Excerpts from a figure dataset:
⟨
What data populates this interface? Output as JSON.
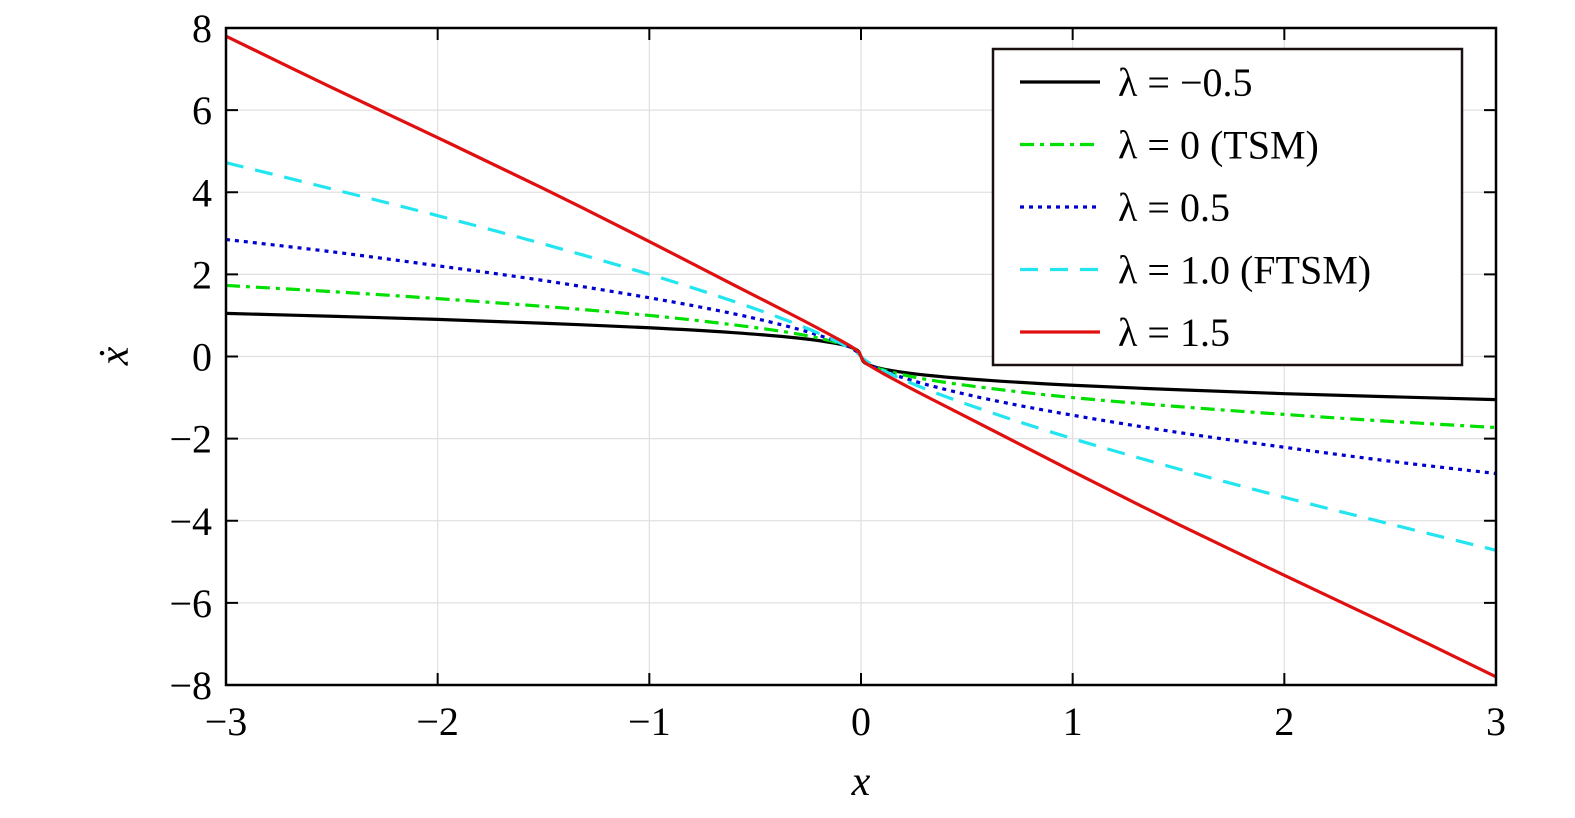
{
  "chart_data": {
    "type": "line",
    "title": "",
    "xlabel": "x",
    "ylabel": "ẋ",
    "xlim": [
      -3,
      3
    ],
    "ylim": [
      -8,
      8
    ],
    "xticks": [
      -3,
      -2,
      -1,
      0,
      1,
      2,
      3
    ],
    "yticks": [
      -8,
      -6,
      -4,
      -2,
      0,
      2,
      4,
      6,
      8
    ],
    "xtick_labels": [
      "−3",
      "−2",
      "−1",
      "0",
      "1",
      "2",
      "3"
    ],
    "ytick_labels": [
      "−8",
      "−6",
      "−4",
      "−2",
      "0",
      "2",
      "4",
      "6",
      "8"
    ],
    "grid": true,
    "legend_position": "top-right",
    "x": [
      -3,
      -2.5,
      -2,
      -1.5,
      -1,
      -0.6,
      -0.3,
      -0.1,
      -0.02,
      0,
      0.02,
      0.1,
      0.3,
      0.6,
      1,
      1.5,
      2,
      2.5,
      3
    ],
    "series": [
      {
        "name": "λ = −0.5",
        "color": "#000000",
        "style": "solid",
        "values": [
          1.05,
          0.98,
          0.905,
          0.81,
          0.7,
          0.58,
          0.45,
          0.3,
          0.16,
          0,
          -0.16,
          -0.3,
          -0.45,
          -0.58,
          -0.7,
          -0.81,
          -0.905,
          -0.98,
          -1.05
        ]
      },
      {
        "name": "λ = 0 (TSM)",
        "color": "#00e000",
        "style": "dashdot",
        "values": [
          1.73,
          1.58,
          1.41,
          1.22,
          1.0,
          0.77,
          0.55,
          0.32,
          0.14,
          0,
          -0.14,
          -0.32,
          -0.55,
          -0.77,
          -1.0,
          -1.22,
          -1.41,
          -1.58,
          -1.73
        ]
      },
      {
        "name": "λ = 0.5",
        "color": "#0000d0",
        "style": "dotted",
        "values": [
          2.85,
          2.55,
          2.21,
          1.85,
          1.43,
          1.04,
          0.67,
          0.34,
          0.12,
          0,
          -0.12,
          -0.34,
          -0.67,
          -1.04,
          -1.43,
          -1.85,
          -2.21,
          -2.55,
          -2.85
        ]
      },
      {
        "name": "λ = 1.0 (FTSM)",
        "color": "#22e5f0",
        "style": "dashed",
        "values": [
          4.72,
          4.08,
          3.43,
          2.74,
          2.0,
          1.34,
          0.78,
          0.33,
          0.09,
          0,
          -0.09,
          -0.33,
          -0.78,
          -1.34,
          -2.0,
          -2.74,
          -3.43,
          -4.08,
          -4.72
        ]
      },
      {
        "name": "λ = 1.5",
        "color": "#e01010",
        "style": "solid",
        "values": [
          7.8,
          6.55,
          5.33,
          4.09,
          2.8,
          1.74,
          0.95,
          0.4,
          0.15,
          0,
          -0.15,
          -0.4,
          -0.95,
          -1.74,
          -2.8,
          -4.09,
          -5.33,
          -6.55,
          -7.8
        ]
      }
    ]
  }
}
⟩
◆ YOUR GOAL
Quote the material in full and exactly; do not carry over its pictures.

◆ FINISHED TASK
What data populates this interface? Output as JSON.
{
  "chart_data": {
    "type": "line",
    "title": "",
    "xlabel": "x",
    "ylabel": "ẋ",
    "xlim": [
      -3,
      3
    ],
    "ylim": [
      -8,
      8
    ],
    "xticks": [
      -3,
      -2,
      -1,
      0,
      1,
      2,
      3
    ],
    "yticks": [
      -8,
      -6,
      -4,
      -2,
      0,
      2,
      4,
      6,
      8
    ],
    "xtick_labels": [
      "−3",
      "−2",
      "−1",
      "0",
      "1",
      "2",
      "3"
    ],
    "ytick_labels": [
      "−8",
      "−6",
      "−4",
      "−2",
      "0",
      "2",
      "4",
      "6",
      "8"
    ],
    "grid": true,
    "legend_position": "top-right",
    "x": [
      -3,
      -2.5,
      -2,
      -1.5,
      -1,
      -0.6,
      -0.3,
      -0.1,
      -0.02,
      0,
      0.02,
      0.1,
      0.3,
      0.6,
      1,
      1.5,
      2,
      2.5,
      3
    ],
    "series": [
      {
        "name": "λ = −0.5",
        "color": "#000000",
        "style": "solid",
        "values": [
          1.05,
          0.98,
          0.905,
          0.81,
          0.7,
          0.58,
          0.45,
          0.3,
          0.16,
          0,
          -0.16,
          -0.3,
          -0.45,
          -0.58,
          -0.7,
          -0.81,
          -0.905,
          -0.98,
          -1.05
        ]
      },
      {
        "name": "λ = 0 (TSM)",
        "color": "#00e000",
        "style": "dashdot",
        "values": [
          1.73,
          1.58,
          1.41,
          1.22,
          1.0,
          0.77,
          0.55,
          0.32,
          0.14,
          0,
          -0.14,
          -0.32,
          -0.55,
          -0.77,
          -1.0,
          -1.22,
          -1.41,
          -1.58,
          -1.73
        ]
      },
      {
        "name": "λ = 0.5",
        "color": "#0000d0",
        "style": "dotted",
        "values": [
          2.85,
          2.55,
          2.21,
          1.85,
          1.43,
          1.04,
          0.67,
          0.34,
          0.12,
          0,
          -0.12,
          -0.34,
          -0.67,
          -1.04,
          -1.43,
          -1.85,
          -2.21,
          -2.55,
          -2.85
        ]
      },
      {
        "name": "λ = 1.0 (FTSM)",
        "color": "#22e5f0",
        "style": "dashed",
        "values": [
          4.72,
          4.08,
          3.43,
          2.74,
          2.0,
          1.34,
          0.78,
          0.33,
          0.09,
          0,
          -0.09,
          -0.33,
          -0.78,
          -1.34,
          -2.0,
          -2.74,
          -3.43,
          -4.08,
          -4.72
        ]
      },
      {
        "name": "λ = 1.5",
        "color": "#e01010",
        "style": "solid",
        "values": [
          7.8,
          6.55,
          5.33,
          4.09,
          2.8,
          1.74,
          0.95,
          0.4,
          0.15,
          0,
          -0.15,
          -0.4,
          -0.95,
          -1.74,
          -2.8,
          -4.09,
          -5.33,
          -6.55,
          -7.8
        ]
      }
    ]
  }
}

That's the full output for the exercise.